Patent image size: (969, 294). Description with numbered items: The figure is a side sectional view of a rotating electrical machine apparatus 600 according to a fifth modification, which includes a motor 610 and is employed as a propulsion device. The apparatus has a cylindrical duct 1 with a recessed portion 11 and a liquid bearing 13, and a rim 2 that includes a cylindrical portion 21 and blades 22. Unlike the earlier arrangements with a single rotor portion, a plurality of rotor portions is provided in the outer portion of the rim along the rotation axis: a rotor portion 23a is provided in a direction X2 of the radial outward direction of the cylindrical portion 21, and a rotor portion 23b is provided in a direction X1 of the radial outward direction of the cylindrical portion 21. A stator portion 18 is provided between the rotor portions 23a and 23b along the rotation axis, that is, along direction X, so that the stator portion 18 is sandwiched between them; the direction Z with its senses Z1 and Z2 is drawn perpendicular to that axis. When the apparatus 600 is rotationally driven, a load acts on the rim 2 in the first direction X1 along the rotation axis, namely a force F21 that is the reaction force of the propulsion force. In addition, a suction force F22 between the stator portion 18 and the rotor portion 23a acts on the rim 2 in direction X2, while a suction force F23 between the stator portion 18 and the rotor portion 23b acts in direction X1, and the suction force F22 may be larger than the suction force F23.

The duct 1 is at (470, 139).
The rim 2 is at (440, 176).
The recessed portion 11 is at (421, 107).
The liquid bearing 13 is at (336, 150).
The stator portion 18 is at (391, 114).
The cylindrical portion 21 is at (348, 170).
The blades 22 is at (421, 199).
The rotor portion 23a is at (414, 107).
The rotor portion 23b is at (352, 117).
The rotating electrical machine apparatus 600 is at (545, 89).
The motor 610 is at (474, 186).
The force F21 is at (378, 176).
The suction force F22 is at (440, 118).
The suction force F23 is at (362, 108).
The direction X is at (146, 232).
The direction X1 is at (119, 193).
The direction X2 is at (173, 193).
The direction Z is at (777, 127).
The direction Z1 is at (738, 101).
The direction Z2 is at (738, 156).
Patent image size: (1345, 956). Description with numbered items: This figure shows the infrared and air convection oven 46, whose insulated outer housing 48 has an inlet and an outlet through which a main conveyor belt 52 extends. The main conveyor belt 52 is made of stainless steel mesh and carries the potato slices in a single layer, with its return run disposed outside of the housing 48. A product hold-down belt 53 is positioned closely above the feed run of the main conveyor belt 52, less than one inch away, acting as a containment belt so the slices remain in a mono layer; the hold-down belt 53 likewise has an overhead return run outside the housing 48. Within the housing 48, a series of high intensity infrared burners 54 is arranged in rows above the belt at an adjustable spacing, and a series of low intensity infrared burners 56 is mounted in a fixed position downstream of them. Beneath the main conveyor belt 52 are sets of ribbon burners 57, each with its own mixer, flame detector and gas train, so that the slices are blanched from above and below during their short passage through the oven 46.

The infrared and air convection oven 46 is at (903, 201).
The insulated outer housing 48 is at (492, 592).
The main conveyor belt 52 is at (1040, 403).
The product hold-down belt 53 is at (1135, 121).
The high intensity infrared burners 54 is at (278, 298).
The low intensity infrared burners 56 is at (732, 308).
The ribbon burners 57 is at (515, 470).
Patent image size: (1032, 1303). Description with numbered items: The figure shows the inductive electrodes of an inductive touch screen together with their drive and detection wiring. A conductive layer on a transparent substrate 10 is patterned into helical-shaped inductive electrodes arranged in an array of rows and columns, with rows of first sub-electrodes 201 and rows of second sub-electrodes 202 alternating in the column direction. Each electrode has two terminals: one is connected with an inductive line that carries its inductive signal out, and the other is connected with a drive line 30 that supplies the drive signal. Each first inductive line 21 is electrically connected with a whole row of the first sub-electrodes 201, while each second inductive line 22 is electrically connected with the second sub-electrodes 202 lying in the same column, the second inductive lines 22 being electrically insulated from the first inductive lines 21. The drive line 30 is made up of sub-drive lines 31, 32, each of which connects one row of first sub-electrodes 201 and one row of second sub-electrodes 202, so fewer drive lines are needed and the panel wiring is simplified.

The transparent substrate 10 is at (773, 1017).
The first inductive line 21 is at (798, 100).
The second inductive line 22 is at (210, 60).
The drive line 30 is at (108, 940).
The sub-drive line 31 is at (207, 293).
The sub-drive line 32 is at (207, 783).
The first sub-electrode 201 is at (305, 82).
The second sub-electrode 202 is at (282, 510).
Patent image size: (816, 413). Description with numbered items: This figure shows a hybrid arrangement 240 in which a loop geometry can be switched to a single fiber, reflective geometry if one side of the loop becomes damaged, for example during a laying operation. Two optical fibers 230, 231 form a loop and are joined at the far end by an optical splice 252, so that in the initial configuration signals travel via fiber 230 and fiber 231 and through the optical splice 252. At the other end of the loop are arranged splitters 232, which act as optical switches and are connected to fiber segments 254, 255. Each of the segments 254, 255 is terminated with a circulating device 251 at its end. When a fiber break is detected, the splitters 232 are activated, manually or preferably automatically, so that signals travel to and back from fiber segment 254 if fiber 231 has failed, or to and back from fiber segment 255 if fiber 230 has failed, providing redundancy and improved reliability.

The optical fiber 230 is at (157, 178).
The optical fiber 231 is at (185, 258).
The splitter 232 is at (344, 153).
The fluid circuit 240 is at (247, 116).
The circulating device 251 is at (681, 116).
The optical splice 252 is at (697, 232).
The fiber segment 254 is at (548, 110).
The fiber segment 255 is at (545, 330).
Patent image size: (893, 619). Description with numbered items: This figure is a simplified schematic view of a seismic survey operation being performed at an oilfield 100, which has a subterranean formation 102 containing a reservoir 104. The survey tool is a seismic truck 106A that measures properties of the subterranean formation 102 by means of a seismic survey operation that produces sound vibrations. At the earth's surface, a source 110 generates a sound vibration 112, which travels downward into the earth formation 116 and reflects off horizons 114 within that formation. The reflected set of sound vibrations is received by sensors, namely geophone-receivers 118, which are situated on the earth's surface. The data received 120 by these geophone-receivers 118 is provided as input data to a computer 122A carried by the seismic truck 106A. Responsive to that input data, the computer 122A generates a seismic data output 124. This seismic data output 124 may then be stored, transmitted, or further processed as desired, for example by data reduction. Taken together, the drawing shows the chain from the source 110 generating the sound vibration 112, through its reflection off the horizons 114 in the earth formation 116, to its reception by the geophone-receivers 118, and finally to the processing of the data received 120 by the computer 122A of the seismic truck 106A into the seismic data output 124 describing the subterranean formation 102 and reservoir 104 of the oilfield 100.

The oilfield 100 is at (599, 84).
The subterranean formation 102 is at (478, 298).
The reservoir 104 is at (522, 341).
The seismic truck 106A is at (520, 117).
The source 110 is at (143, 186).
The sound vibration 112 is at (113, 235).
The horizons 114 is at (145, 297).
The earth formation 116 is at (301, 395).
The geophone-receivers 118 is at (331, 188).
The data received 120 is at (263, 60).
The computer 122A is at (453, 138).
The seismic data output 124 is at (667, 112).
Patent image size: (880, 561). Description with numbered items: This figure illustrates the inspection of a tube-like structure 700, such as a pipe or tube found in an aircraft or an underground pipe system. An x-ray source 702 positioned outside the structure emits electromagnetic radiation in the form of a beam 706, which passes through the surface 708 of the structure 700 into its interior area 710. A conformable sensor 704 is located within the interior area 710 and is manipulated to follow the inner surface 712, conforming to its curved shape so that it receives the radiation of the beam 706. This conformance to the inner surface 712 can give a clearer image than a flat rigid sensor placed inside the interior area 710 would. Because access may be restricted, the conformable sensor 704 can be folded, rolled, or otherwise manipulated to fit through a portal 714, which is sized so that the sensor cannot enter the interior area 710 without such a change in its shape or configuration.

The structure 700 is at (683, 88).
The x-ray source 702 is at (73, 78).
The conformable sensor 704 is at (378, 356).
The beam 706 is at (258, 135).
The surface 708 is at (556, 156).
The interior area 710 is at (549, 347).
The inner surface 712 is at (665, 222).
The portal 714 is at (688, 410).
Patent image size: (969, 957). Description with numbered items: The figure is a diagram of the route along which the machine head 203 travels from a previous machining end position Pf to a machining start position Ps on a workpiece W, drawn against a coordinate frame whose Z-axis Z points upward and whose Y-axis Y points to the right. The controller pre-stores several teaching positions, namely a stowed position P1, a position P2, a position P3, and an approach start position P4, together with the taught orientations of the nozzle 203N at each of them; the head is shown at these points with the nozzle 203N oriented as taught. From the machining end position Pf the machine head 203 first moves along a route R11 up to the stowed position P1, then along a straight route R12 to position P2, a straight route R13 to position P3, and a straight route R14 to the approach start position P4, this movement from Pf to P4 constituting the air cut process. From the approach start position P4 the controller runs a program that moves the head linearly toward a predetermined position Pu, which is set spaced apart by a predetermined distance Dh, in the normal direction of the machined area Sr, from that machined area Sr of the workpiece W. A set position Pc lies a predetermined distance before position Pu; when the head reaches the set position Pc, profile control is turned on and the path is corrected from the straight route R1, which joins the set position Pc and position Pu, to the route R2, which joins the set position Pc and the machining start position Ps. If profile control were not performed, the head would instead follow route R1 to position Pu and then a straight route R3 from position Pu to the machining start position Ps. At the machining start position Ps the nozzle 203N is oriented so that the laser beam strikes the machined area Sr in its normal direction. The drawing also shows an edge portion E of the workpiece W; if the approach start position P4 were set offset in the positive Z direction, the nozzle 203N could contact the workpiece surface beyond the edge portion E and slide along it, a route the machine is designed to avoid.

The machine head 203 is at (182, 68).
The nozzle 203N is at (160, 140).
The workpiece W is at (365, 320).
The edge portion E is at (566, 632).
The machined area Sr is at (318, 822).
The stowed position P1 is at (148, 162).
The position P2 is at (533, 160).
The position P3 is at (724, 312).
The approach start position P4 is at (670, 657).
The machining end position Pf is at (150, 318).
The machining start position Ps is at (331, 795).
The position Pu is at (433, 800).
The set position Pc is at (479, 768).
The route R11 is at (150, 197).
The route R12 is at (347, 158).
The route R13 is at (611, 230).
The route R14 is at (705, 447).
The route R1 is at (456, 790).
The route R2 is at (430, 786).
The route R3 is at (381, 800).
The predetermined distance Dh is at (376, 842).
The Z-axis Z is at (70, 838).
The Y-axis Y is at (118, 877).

####

> [Instructions to follow] Turn the material between the lines holding "Patent image size: (1032, 1303)." and "The second sub-electrode 202", inclusive, into a two-column CSV with the headers description and positions. Give one row for each item: its text goes in description and its answer in positions, each as a single quoted field with line breaks replaced by spaces.

> [Worked answer]
description,positions
"Patent image size: (1032, 1303). Description with numbered items: The figure shows the inductive electrodes of an inductive touch screen together with their drive and detection wiring. A conductive layer on a transparent substrate 10 is patterned into helical-shaped inductive electrodes arranged in an array of rows and columns, with rows of first sub-electrodes 201 and rows of second sub-electrodes 202 alternating in the column direction. Each electrode has two terminals: one is connected with an inductive line that carries its inductive signal out, and the other is connected with a drive line 30 that supplies the drive signal. Each first inductive line 21 is electrically connected with a whole row of the first sub-electrodes 201, while each second inductive line 22 is electrically connected with the second sub-electrodes 202 lying in the same column, the second inductive lines 22 being electrically insulated from the first inductive lines 21. The drive line 30 is made up of sub-drive lines 31, 32, each of which connects one row of first sub-electrodes 201 and one row of second sub-electrodes 202, so fewer drive lines are needed and the panel wiring is simplified.","The transparent substrate 10 is at (773, 1017). The first inductive line 21 is at (798, 100). The second inductive line 22 is at (210, 60). The drive line 30 is at (108, 940). The sub-drive line 31 is at (207, 293). The sub-drive line 32 is at (207, 783). The first sub-electrode 201 is at (305, 82). The second sub-electrode 202 is at (282, 510)."